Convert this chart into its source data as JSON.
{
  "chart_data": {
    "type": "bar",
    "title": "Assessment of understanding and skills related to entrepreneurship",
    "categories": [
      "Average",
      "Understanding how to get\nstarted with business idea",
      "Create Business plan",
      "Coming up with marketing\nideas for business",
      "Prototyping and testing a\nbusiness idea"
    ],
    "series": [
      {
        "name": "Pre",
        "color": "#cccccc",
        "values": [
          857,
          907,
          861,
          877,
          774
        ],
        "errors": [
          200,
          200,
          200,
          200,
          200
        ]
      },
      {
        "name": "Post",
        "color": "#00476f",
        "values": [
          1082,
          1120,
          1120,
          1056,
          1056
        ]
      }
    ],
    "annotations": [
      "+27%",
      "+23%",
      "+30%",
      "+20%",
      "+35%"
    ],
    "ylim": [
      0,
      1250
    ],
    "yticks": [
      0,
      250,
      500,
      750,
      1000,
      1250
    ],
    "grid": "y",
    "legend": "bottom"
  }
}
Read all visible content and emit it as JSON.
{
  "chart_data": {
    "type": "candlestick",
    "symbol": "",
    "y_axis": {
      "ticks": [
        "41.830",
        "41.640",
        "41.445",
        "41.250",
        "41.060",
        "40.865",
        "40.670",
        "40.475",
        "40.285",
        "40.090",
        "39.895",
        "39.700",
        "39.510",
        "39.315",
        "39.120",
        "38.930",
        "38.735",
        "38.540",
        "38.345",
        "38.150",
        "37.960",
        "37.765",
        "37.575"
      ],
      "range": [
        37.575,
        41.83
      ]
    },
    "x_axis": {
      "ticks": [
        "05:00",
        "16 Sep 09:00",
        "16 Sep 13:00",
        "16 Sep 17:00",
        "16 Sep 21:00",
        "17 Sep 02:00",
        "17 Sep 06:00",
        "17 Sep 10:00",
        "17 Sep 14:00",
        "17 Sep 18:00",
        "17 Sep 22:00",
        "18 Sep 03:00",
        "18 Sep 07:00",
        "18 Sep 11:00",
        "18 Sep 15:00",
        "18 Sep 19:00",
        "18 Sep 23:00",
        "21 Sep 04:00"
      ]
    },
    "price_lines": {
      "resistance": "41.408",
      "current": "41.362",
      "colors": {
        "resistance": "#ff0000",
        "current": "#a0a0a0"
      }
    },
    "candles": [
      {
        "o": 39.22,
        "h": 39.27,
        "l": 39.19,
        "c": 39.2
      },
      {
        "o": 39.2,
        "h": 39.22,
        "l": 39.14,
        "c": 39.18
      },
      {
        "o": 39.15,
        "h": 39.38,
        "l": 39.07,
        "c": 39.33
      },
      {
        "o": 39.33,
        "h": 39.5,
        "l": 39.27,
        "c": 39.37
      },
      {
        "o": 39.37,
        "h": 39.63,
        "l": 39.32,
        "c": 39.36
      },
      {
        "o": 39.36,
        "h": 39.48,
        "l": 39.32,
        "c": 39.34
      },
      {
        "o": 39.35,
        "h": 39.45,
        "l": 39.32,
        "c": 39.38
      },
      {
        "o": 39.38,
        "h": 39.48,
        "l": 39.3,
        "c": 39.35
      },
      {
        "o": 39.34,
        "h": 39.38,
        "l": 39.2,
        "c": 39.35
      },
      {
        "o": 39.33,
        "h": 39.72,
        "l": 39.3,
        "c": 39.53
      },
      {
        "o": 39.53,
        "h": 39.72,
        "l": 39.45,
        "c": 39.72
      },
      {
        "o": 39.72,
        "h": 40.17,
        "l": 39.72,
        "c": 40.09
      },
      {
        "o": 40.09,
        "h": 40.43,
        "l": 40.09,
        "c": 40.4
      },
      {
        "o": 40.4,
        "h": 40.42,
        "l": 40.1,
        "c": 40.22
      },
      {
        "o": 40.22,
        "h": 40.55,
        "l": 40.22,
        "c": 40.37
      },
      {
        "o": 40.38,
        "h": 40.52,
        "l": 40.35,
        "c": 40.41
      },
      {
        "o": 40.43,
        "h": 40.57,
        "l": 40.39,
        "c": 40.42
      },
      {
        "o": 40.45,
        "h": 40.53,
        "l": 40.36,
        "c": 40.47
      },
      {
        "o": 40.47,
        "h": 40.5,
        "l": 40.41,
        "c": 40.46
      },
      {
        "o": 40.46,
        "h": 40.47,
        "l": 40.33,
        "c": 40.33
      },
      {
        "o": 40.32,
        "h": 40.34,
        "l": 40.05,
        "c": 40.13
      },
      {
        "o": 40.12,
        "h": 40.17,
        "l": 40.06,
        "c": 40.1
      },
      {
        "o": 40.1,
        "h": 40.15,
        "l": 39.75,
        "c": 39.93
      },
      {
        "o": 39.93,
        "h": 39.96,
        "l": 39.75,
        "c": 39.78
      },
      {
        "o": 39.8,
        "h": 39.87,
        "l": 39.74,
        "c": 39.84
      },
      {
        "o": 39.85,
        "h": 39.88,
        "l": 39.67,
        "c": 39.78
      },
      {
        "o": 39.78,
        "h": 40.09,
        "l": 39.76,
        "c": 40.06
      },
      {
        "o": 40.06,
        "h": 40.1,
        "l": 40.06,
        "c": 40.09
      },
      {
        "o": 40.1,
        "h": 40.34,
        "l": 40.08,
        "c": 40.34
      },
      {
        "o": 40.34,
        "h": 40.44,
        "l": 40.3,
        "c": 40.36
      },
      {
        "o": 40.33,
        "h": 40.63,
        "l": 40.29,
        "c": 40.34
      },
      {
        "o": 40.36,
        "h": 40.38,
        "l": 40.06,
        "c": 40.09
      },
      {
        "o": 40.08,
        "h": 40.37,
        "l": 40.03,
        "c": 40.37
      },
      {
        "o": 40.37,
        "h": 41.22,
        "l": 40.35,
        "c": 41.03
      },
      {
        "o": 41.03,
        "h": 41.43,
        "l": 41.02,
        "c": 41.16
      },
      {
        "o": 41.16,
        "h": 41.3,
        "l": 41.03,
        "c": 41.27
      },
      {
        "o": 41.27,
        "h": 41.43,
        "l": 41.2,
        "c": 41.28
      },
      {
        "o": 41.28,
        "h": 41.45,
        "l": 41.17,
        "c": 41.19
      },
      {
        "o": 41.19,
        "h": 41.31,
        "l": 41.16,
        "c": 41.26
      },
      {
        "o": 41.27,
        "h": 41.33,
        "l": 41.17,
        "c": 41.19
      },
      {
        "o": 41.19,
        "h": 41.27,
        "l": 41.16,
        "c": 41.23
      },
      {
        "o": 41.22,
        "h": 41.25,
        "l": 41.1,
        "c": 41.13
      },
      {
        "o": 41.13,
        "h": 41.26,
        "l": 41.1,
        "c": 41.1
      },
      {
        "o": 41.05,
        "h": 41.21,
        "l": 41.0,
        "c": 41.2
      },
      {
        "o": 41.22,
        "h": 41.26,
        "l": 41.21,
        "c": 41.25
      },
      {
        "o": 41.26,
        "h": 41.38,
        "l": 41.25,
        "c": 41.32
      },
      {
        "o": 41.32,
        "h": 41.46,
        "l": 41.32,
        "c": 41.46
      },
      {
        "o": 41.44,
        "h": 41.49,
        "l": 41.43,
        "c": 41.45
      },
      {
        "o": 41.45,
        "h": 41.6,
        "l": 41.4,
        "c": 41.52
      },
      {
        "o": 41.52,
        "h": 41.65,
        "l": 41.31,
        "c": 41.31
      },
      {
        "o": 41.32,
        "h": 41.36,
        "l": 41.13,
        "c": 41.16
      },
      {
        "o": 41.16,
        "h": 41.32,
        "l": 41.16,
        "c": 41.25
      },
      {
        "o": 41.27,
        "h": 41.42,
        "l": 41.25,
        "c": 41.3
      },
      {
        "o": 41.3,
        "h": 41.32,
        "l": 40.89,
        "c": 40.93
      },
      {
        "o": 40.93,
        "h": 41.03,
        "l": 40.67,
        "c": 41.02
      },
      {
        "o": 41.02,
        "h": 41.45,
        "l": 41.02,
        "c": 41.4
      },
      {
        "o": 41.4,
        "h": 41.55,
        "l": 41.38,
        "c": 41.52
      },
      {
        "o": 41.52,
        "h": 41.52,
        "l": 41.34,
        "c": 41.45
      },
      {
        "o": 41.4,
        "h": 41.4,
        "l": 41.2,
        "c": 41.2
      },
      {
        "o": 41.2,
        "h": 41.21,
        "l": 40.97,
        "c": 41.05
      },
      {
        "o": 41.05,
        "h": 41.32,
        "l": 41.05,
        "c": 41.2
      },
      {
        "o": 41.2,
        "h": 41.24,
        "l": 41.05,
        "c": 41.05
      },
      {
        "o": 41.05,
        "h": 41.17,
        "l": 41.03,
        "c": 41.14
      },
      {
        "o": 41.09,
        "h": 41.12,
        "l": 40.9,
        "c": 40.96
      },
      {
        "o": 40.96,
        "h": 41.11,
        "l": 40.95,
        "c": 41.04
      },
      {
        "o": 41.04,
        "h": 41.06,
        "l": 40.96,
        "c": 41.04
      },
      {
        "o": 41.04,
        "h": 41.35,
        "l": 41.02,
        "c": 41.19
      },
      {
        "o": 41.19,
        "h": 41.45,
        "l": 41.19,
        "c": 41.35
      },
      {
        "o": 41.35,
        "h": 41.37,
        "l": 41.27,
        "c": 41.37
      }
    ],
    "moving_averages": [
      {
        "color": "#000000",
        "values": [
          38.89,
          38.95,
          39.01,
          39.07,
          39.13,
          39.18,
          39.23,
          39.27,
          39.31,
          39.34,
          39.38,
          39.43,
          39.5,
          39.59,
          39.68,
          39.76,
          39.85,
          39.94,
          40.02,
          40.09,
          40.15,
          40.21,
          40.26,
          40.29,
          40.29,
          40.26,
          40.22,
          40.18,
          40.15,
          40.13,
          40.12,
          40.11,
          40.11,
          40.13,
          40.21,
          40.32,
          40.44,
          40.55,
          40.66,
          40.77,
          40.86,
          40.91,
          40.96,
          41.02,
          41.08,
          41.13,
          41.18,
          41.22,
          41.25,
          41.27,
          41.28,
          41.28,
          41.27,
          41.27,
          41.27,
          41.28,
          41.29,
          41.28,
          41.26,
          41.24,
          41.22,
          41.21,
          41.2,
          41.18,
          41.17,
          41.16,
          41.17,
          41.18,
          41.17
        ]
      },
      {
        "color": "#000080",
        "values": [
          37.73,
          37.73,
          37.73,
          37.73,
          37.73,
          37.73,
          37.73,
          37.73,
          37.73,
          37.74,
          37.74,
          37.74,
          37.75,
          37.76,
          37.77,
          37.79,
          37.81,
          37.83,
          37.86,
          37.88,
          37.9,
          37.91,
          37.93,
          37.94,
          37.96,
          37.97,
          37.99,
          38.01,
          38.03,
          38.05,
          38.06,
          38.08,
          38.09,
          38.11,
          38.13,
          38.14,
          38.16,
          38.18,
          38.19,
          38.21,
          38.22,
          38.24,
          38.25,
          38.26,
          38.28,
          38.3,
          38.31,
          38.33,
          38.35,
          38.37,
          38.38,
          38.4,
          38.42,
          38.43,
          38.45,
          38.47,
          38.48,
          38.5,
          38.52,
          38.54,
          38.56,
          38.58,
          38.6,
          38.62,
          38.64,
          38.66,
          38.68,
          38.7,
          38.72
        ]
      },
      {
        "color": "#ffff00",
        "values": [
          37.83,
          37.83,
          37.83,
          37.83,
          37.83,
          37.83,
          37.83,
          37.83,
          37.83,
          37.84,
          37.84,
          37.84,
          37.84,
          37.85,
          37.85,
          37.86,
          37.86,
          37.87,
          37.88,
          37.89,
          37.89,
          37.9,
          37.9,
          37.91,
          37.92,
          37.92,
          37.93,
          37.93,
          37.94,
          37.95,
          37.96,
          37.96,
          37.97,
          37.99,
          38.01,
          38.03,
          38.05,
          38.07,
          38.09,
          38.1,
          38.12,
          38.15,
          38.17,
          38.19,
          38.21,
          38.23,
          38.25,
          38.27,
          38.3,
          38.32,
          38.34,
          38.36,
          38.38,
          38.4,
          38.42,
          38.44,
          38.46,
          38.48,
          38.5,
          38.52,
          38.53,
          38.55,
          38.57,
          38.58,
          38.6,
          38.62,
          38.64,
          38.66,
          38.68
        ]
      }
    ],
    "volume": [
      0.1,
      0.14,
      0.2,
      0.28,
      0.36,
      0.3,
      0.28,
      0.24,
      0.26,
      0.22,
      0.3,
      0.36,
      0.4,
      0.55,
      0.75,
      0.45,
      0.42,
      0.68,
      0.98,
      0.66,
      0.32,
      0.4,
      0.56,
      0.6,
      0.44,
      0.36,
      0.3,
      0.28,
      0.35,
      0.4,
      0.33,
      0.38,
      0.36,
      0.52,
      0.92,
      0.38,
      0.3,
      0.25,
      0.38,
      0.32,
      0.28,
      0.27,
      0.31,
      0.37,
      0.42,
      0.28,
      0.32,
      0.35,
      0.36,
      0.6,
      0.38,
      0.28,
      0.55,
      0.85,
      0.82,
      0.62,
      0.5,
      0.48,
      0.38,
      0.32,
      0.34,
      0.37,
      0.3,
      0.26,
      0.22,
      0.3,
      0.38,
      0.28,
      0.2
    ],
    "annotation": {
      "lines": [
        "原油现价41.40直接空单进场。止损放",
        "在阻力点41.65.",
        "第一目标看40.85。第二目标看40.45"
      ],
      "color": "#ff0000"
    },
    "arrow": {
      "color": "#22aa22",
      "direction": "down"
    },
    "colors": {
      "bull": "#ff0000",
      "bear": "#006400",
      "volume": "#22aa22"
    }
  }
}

#### Task description:
Out of the material above, select every line that holds the string "resistance".

#### Reply to the exercise:
      "resistance": "41.408",
        "resistance": "#ff0000",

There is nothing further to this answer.